## Start

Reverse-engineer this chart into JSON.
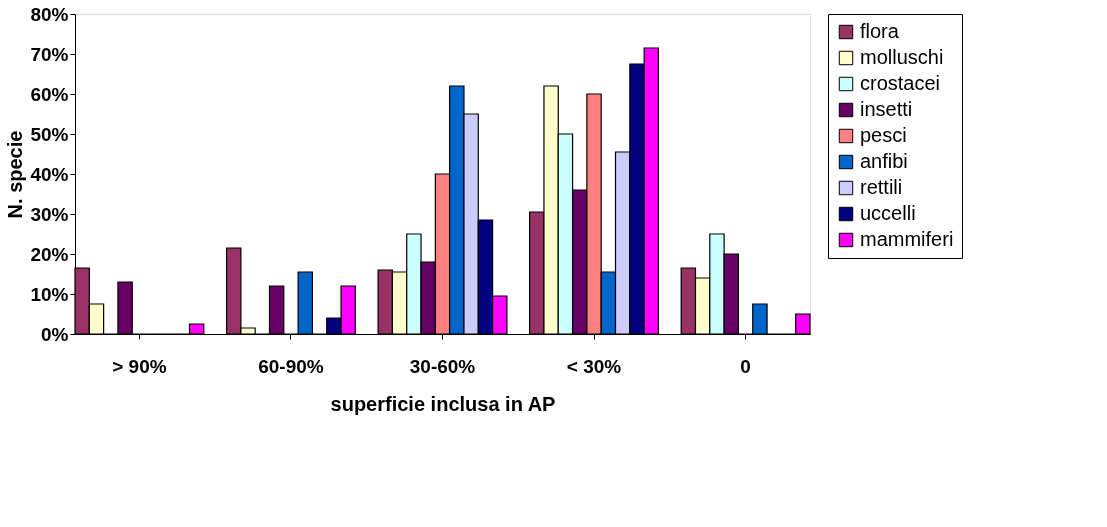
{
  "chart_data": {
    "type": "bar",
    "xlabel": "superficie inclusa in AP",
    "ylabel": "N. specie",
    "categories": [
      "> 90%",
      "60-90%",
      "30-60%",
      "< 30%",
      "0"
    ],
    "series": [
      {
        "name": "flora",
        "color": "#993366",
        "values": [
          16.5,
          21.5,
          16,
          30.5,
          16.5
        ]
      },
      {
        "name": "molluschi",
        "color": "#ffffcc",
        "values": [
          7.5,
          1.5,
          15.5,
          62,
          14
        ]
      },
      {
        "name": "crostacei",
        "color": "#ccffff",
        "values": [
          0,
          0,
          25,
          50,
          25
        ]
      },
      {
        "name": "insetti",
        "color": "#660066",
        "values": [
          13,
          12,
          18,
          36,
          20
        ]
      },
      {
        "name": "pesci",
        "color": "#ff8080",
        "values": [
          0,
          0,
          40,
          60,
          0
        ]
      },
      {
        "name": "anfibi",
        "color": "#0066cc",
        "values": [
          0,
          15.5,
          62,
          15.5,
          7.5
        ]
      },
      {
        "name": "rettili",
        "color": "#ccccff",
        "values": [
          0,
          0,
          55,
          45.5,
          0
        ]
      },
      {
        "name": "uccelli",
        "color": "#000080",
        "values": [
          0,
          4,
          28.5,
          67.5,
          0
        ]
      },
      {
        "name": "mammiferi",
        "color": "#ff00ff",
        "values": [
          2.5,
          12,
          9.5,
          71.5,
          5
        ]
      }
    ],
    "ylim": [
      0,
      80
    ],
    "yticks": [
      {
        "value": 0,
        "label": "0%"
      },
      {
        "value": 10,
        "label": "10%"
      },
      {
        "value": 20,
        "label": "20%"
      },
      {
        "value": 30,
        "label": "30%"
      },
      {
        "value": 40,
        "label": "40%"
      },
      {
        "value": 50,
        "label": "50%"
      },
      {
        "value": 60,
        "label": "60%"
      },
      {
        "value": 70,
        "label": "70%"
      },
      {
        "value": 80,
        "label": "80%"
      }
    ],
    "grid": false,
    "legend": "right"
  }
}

## End
## Start

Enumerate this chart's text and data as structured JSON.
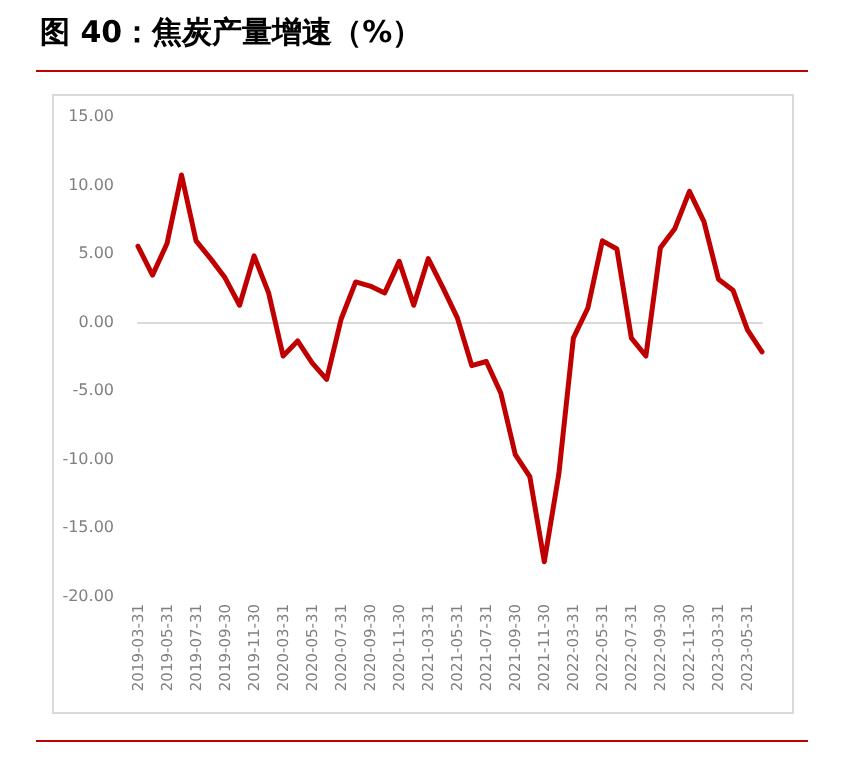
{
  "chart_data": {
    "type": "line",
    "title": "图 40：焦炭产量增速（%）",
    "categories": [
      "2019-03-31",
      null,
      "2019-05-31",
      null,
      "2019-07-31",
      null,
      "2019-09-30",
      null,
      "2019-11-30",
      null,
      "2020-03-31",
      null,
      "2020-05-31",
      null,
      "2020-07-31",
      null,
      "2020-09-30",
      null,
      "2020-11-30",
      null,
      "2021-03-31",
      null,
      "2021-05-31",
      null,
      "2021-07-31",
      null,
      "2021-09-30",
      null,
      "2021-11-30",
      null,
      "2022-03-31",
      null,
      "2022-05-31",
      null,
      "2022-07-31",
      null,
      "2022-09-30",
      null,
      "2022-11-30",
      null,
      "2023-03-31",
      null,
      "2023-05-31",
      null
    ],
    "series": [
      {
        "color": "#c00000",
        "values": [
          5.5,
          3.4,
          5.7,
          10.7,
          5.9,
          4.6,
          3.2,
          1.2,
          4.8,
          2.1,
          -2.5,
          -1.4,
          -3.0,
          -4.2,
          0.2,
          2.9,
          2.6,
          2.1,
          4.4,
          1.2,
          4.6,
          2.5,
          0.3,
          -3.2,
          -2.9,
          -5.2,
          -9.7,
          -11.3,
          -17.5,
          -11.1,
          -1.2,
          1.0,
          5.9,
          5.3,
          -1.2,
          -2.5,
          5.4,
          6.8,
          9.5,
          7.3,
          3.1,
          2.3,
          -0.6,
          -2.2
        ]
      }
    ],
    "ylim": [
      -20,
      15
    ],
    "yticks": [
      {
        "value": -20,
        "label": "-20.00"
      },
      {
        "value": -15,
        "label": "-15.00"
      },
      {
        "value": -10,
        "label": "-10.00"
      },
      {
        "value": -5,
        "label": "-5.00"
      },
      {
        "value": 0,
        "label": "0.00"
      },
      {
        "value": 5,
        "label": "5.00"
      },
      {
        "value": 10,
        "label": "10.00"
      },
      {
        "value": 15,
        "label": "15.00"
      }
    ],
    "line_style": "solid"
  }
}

## End
## Start

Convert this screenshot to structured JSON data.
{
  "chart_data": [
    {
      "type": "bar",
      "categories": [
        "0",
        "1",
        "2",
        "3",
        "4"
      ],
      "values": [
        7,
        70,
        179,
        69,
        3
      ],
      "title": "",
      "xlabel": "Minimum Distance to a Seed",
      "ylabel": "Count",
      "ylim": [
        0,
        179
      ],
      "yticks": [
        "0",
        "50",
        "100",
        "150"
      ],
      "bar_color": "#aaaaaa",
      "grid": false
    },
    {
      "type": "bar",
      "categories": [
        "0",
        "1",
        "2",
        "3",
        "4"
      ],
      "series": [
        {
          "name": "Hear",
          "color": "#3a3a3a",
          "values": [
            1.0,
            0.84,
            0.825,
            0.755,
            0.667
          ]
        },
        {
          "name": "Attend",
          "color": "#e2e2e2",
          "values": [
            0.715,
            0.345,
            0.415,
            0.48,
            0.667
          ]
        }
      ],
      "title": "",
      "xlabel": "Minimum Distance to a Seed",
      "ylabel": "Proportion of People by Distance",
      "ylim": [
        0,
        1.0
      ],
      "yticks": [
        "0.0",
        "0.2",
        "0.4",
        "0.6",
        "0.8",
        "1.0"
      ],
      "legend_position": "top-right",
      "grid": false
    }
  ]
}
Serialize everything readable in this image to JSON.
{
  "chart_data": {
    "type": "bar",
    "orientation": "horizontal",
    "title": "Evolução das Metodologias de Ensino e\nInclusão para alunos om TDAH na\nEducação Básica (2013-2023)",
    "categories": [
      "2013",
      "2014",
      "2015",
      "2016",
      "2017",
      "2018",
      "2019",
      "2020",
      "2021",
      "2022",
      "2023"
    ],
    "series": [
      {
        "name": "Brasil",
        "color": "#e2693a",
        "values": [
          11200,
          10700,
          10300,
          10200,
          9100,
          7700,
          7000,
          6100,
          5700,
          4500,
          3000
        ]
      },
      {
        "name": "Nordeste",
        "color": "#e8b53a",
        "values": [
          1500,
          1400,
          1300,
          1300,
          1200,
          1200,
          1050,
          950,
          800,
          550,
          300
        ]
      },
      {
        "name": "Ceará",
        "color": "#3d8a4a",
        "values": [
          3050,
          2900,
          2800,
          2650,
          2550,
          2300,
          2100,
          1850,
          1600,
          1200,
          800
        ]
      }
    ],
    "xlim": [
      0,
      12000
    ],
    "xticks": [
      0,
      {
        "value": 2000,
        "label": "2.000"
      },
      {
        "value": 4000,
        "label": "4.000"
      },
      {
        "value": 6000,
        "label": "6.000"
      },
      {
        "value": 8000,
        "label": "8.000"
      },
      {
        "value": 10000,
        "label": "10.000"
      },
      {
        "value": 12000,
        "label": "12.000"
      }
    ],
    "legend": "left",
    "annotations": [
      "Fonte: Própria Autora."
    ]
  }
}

## End

■ **WHAT THE EXERCISE ASKS**: How many lines in the records above hold the word "this"? Give only the number.

■ **WORKED ANSWER**: 4